**OBJECTIVE:** Check every line of the entries for "image", and copy the lines that hold it.

**MATERIAL TO PROCESS:**
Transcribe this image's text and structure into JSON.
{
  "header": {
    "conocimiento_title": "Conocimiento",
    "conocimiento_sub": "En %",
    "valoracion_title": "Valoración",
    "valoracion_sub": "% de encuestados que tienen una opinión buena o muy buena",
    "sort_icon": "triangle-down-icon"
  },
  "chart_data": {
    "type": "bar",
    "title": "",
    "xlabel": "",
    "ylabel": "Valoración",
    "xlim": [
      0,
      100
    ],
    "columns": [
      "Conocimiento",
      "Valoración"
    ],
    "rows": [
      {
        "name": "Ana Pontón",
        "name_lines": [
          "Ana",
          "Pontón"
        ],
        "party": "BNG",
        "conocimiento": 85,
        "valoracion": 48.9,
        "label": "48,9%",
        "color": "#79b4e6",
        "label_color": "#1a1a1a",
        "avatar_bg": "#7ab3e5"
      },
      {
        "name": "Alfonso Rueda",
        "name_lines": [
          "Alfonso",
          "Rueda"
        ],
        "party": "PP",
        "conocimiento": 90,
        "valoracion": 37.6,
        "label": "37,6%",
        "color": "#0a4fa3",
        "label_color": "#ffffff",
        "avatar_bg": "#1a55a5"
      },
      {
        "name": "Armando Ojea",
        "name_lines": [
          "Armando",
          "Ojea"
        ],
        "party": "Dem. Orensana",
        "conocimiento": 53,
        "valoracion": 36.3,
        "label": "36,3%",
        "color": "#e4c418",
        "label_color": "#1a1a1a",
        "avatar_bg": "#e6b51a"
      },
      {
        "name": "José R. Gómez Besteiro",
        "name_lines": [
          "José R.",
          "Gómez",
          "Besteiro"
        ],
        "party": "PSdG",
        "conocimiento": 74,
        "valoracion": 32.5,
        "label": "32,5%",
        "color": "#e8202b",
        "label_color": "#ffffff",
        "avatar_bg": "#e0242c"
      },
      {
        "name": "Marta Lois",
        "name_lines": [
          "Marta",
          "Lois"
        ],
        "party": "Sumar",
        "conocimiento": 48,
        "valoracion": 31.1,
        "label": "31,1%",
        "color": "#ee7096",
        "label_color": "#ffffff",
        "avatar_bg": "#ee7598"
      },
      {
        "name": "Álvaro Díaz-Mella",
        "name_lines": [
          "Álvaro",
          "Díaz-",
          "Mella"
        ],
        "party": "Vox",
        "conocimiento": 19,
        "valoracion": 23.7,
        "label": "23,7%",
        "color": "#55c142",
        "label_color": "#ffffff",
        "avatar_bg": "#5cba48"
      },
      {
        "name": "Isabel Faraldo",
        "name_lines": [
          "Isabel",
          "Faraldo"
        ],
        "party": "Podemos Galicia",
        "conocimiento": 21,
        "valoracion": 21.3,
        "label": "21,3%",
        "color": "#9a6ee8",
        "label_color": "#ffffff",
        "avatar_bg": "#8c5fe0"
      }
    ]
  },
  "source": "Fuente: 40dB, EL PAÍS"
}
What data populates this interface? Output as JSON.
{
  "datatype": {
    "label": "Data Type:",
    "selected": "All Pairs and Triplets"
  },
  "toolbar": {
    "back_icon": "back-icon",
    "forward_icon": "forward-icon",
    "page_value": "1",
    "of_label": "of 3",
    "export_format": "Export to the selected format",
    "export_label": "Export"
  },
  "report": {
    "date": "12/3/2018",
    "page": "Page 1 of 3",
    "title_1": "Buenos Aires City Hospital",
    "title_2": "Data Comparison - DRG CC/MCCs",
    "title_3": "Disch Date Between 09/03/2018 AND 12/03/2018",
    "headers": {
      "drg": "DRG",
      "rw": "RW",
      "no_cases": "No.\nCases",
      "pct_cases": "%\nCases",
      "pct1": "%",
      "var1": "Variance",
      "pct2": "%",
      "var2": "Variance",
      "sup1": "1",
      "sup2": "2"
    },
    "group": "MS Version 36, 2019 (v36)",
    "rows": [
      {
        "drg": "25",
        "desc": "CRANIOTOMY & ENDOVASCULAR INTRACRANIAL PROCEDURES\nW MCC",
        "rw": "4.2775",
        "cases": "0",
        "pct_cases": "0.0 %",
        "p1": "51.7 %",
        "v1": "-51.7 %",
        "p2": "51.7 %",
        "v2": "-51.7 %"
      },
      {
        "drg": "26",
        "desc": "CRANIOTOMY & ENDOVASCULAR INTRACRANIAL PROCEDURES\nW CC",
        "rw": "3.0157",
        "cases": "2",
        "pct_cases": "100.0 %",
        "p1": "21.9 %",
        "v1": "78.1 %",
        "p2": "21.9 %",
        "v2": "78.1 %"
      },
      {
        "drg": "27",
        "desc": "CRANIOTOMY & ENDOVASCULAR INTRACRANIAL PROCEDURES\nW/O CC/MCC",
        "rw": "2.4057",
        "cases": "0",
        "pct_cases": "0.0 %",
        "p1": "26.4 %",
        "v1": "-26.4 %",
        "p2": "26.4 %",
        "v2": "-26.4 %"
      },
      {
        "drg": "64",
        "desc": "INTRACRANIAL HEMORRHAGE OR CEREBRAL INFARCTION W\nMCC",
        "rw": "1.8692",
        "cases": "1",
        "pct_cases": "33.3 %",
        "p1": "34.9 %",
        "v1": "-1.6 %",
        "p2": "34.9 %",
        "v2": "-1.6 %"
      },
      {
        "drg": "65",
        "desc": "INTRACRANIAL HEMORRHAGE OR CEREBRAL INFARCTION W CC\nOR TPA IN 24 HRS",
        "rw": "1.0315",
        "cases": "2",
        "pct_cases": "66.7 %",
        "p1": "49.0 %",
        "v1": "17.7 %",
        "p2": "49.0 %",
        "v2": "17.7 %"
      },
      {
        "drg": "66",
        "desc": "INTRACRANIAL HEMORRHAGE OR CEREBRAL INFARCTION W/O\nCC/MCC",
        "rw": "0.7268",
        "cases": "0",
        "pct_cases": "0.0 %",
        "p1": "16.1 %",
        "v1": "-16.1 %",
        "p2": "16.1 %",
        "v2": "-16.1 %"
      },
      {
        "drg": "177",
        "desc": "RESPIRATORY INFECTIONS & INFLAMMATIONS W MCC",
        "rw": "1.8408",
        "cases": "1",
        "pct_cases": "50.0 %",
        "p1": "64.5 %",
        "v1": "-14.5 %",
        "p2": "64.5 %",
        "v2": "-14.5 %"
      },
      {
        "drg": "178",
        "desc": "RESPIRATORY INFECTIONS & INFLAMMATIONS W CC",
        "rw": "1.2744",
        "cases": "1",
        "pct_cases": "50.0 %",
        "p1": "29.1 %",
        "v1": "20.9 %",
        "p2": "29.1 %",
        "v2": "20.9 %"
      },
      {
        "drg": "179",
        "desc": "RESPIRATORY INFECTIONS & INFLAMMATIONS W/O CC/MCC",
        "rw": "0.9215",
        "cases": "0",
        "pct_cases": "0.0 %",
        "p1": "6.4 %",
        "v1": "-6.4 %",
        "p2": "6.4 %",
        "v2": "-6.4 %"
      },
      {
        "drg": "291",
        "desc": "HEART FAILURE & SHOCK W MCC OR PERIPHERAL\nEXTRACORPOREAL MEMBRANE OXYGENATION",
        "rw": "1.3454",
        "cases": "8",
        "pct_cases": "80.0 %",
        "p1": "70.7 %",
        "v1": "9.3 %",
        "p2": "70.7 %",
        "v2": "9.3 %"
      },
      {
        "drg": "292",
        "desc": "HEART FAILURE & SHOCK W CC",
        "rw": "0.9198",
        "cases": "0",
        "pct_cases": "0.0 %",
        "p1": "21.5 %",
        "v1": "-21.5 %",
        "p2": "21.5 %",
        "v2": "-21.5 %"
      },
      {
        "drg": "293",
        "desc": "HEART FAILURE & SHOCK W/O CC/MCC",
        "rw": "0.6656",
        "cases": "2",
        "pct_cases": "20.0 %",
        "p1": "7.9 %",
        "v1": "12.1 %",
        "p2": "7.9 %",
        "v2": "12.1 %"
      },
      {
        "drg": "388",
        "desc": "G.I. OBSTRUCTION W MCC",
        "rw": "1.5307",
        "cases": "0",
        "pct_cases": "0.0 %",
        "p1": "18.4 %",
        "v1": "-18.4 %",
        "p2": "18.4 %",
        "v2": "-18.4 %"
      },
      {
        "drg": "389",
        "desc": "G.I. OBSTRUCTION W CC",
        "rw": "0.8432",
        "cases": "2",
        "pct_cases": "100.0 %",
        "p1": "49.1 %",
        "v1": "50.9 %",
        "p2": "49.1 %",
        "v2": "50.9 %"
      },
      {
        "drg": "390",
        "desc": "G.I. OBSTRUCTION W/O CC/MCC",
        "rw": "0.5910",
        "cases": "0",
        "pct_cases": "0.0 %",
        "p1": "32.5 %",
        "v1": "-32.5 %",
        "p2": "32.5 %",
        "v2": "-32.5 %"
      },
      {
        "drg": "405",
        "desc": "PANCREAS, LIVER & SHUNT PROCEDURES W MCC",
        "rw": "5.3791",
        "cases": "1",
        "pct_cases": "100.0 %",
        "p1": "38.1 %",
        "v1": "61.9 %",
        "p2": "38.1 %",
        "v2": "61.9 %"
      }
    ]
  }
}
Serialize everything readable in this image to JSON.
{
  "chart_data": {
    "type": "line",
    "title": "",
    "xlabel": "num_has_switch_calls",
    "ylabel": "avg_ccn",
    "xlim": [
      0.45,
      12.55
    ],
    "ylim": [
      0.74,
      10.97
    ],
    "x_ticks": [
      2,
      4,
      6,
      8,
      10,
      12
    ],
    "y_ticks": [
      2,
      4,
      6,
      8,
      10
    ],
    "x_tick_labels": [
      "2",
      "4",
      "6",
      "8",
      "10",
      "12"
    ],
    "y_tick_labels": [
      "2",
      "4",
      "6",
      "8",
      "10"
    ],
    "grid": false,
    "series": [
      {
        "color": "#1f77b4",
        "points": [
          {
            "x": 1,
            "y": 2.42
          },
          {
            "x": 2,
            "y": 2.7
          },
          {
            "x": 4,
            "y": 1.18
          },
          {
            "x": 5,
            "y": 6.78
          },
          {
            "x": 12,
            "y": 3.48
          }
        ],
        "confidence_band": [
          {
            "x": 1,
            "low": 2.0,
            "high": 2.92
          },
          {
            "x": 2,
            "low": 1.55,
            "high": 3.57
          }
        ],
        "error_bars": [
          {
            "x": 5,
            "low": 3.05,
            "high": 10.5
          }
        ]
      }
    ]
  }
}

**WRITTEN SOLUTION:**
Transcribe this image's text and structure into JSON.
Serialize everything readable in this image to JSON.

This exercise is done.